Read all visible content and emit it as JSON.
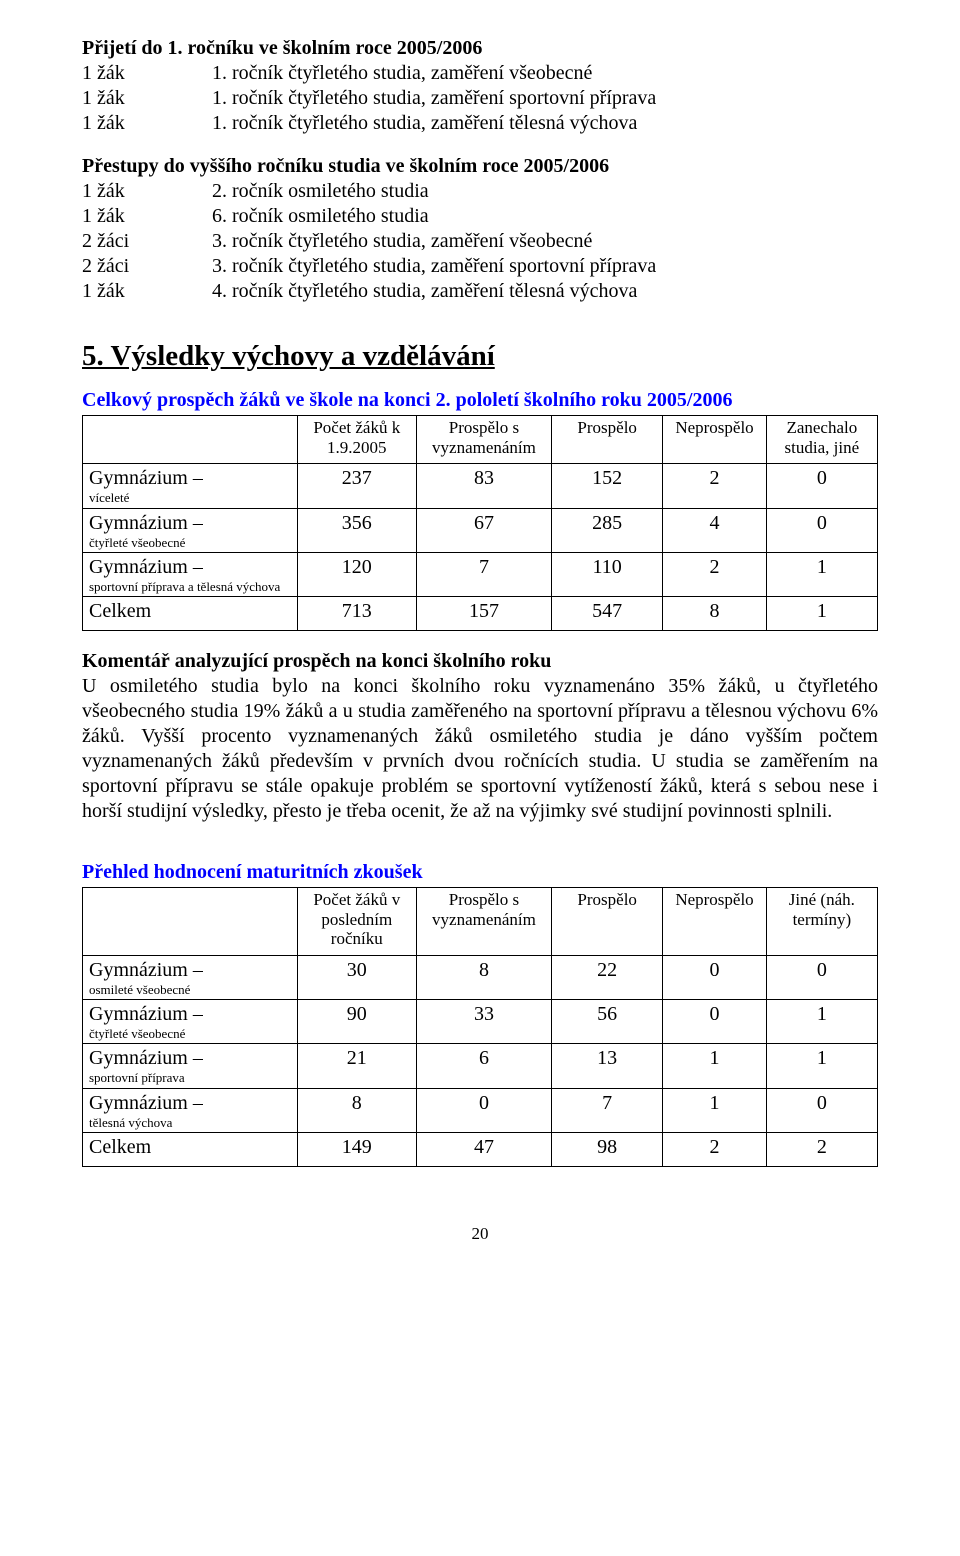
{
  "admission": {
    "heading": "Přijetí do 1. ročníku ve školním roce 2005/2006",
    "rows": [
      {
        "count": "1 žák",
        "text": "1. ročník čtyřletého studia, zaměření všeobecné"
      },
      {
        "count": "1 žák",
        "text": "1. ročník čtyřletého studia, zaměření sportovní příprava"
      },
      {
        "count": "1 žák",
        "text": "1. ročník čtyřletého studia, zaměření tělesná výchova"
      }
    ]
  },
  "transfers": {
    "heading": "Přestupy do vyššího ročníku studia ve školním roce 2005/2006",
    "rows": [
      {
        "count": "1 žák",
        "text": "2. ročník osmiletého studia"
      },
      {
        "count": "1 žák",
        "text": "6. ročník osmiletého studia"
      },
      {
        "count": "2 žáci",
        "text": "3. ročník čtyřletého studia, zaměření všeobecné"
      },
      {
        "count": "2 žáci",
        "text": "3. ročník čtyřletého studia, zaměření sportovní příprava"
      },
      {
        "count": "1 žák",
        "text": "4. ročník čtyřletého studia, zaměření tělesná výchova"
      }
    ]
  },
  "results": {
    "heading": "5. Výsledky výchovy a vzdělávání",
    "table1": {
      "title": "Celkový prospěch žáků ve škole na konci 2. pololetí školního roku 2005/2006",
      "headers": [
        "",
        "Počet žáků k 1.9.2005",
        "Prospělo s vyznamenáním",
        "Prospělo",
        "Neprospělo",
        "Zanechalo studia, jiné"
      ],
      "rows": [
        {
          "label_main": "Gymnázium –",
          "label_sub": "víceleté",
          "vals": [
            "237",
            "83",
            "152",
            "2",
            "0"
          ]
        },
        {
          "label_main": "Gymnázium –",
          "label_sub": "čtyřleté všeobecné",
          "vals": [
            "356",
            "67",
            "285",
            "4",
            "0"
          ]
        },
        {
          "label_main": "Gymnázium –",
          "label_sub": "sportovní příprava a tělesná výchova",
          "vals": [
            "120",
            "7",
            "110",
            "2",
            "1"
          ]
        },
        {
          "label_main": "Celkem",
          "label_sub": "",
          "vals": [
            "713",
            "157",
            "547",
            "8",
            "1"
          ]
        }
      ]
    },
    "commentary": {
      "heading": "Komentář analyzující prospěch na konci školního roku",
      "body": "U osmiletého studia bylo na konci školního roku vyznamenáno 35% žáků, u čtyřletého všeobecného studia 19% žáků a u studia zaměřeného na sportovní přípravu a tělesnou výchovu 6% žáků. Vyšší procento vyznamenaných žáků osmiletého studia je dáno vyšším počtem vyznamenaných žáků především v prvních dvou ročnících studia. U studia se zaměřením na sportovní přípravu se stále opakuje problém se sportovní vytížeností žáků, která s sebou nese i horší studijní výsledky, přesto je třeba ocenit, že až na výjimky své studijní povinnosti splnili."
    },
    "table2": {
      "title": "Přehled hodnocení maturitních zkoušek",
      "headers": [
        "",
        "Počet žáků v posledním ročníku",
        "Prospělo s vyznamenáním",
        "Prospělo",
        "Neprospělo",
        "Jiné (náh. termíny)"
      ],
      "rows": [
        {
          "label_main": "Gymnázium –",
          "label_sub": "osmileté všeobecné",
          "vals": [
            "30",
            "8",
            "22",
            "0",
            "0"
          ]
        },
        {
          "label_main": "Gymnázium –",
          "label_sub": "čtyřleté všeobecné",
          "vals": [
            "90",
            "33",
            "56",
            "0",
            "1"
          ]
        },
        {
          "label_main": "Gymnázium –",
          "label_sub": "sportovní příprava",
          "vals": [
            "21",
            "6",
            "13",
            "1",
            "1"
          ]
        },
        {
          "label_main": "Gymnázium –",
          "label_sub": "tělesná výchova",
          "vals": [
            "8",
            "0",
            "7",
            "1",
            "0"
          ]
        },
        {
          "label_main": "Celkem",
          "label_sub": "",
          "vals": [
            "149",
            "47",
            "98",
            "2",
            "2"
          ]
        }
      ]
    }
  },
  "page_number": "20",
  "col_widths": {
    "t1": [
      "27%",
      "15%",
      "17%",
      "14%",
      "13%",
      "14%"
    ],
    "t2": [
      "27%",
      "15%",
      "17%",
      "14%",
      "13%",
      "14%"
    ]
  },
  "colors": {
    "link_blue": "#0000ff",
    "text": "#000000",
    "border": "#000000",
    "bg": "#ffffff"
  }
}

————————

[Work to be completed] Your task is to retype all the entries exactly and leave out any pictures.

[Response to this exercise]
Read all visible content and emit it as JSON.
{
  "admission": {
    "heading": "Přijetí do 1. ročníku ve školním roce 2005/2006",
    "rows": [
      {
        "count": "1 žák",
        "text": "1. ročník čtyřletého studia, zaměření všeobecné"
      },
      {
        "count": "1 žák",
        "text": "1. ročník čtyřletého studia, zaměření sportovní příprava"
      },
      {
        "count": "1 žák",
        "text": "1. ročník čtyřletého studia, zaměření tělesná výchova"
      }
    ]
  },
  "transfers": {
    "heading": "Přestupy do vyššího ročníku studia ve školním roce 2005/2006",
    "rows": [
      {
        "count": "1 žák",
        "text": "2. ročník osmiletého studia"
      },
      {
        "count": "1 žák",
        "text": "6. ročník osmiletého studia"
      },
      {
        "count": "2 žáci",
        "text": "3. ročník čtyřletého studia, zaměření všeobecné"
      },
      {
        "count": "2 žáci",
        "text": "3. ročník čtyřletého studia, zaměření sportovní příprava"
      },
      {
        "count": "1 žák",
        "text": "4. ročník čtyřletého studia, zaměření tělesná výchova"
      }
    ]
  },
  "results": {
    "heading": "5. Výsledky výchovy a vzdělávání",
    "table1": {
      "title": "Celkový prospěch žáků ve škole na konci 2. pololetí školního roku 2005/2006",
      "headers": [
        "",
        "Počet žáků k 1.9.2005",
        "Prospělo s vyznamenáním",
        "Prospělo",
        "Neprospělo",
        "Zanechalo studia, jiné"
      ],
      "rows": [
        {
          "label_main": "Gymnázium –",
          "label_sub": "víceleté",
          "vals": [
            "237",
            "83",
            "152",
            "2",
            "0"
          ]
        },
        {
          "label_main": "Gymnázium –",
          "label_sub": "čtyřleté všeobecné",
          "vals": [
            "356",
            "67",
            "285",
            "4",
            "0"
          ]
        },
        {
          "label_main": "Gymnázium –",
          "label_sub": "sportovní příprava a tělesná výchova",
          "vals": [
            "120",
            "7",
            "110",
            "2",
            "1"
          ]
        },
        {
          "label_main": "Celkem",
          "label_sub": "",
          "vals": [
            "713",
            "157",
            "547",
            "8",
            "1"
          ]
        }
      ]
    },
    "commentary": {
      "heading": "Komentář analyzující prospěch na konci školního roku",
      "body": "U osmiletého studia bylo na konci školního roku vyznamenáno 35% žáků, u čtyřletého všeobecného studia 19% žáků a u studia zaměřeného na sportovní přípravu a tělesnou výchovu 6% žáků. Vyšší procento vyznamenaných žáků osmiletého studia je dáno vyšším počtem vyznamenaných žáků především v prvních dvou ročnících studia. U studia se zaměřením na sportovní přípravu se stále opakuje problém se sportovní vytížeností žáků, která s sebou nese i horší studijní výsledky, přesto je třeba ocenit, že až na výjimky své studijní povinnosti splnili."
    },
    "table2": {
      "title": "Přehled hodnocení maturitních zkoušek",
      "headers": [
        "",
        "Počet žáků v posledním ročníku",
        "Prospělo s vyznamenáním",
        "Prospělo",
        "Neprospělo",
        "Jiné (náh. termíny)"
      ],
      "rows": [
        {
          "label_main": "Gymnázium –",
          "label_sub": "osmileté všeobecné",
          "vals": [
            "30",
            "8",
            "22",
            "0",
            "0"
          ]
        },
        {
          "label_main": "Gymnázium –",
          "label_sub": "čtyřleté všeobecné",
          "vals": [
            "90",
            "33",
            "56",
            "0",
            "1"
          ]
        },
        {
          "label_main": "Gymnázium –",
          "label_sub": "sportovní příprava",
          "vals": [
            "21",
            "6",
            "13",
            "1",
            "1"
          ]
        },
        {
          "label_main": "Gymnázium –",
          "label_sub": "tělesná výchova",
          "vals": [
            "8",
            "0",
            "7",
            "1",
            "0"
          ]
        },
        {
          "label_main": "Celkem",
          "label_sub": "",
          "vals": [
            "149",
            "47",
            "98",
            "2",
            "2"
          ]
        }
      ]
    }
  },
  "page_number": "20",
  "col_widths": {
    "t1": [
      "27%",
      "15%",
      "17%",
      "14%",
      "13%",
      "14%"
    ],
    "t2": [
      "27%",
      "15%",
      "17%",
      "14%",
      "13%",
      "14%"
    ]
  },
  "colors": {
    "link_blue": "#0000ff",
    "text": "#000000",
    "border": "#000000",
    "bg": "#ffffff"
  }
}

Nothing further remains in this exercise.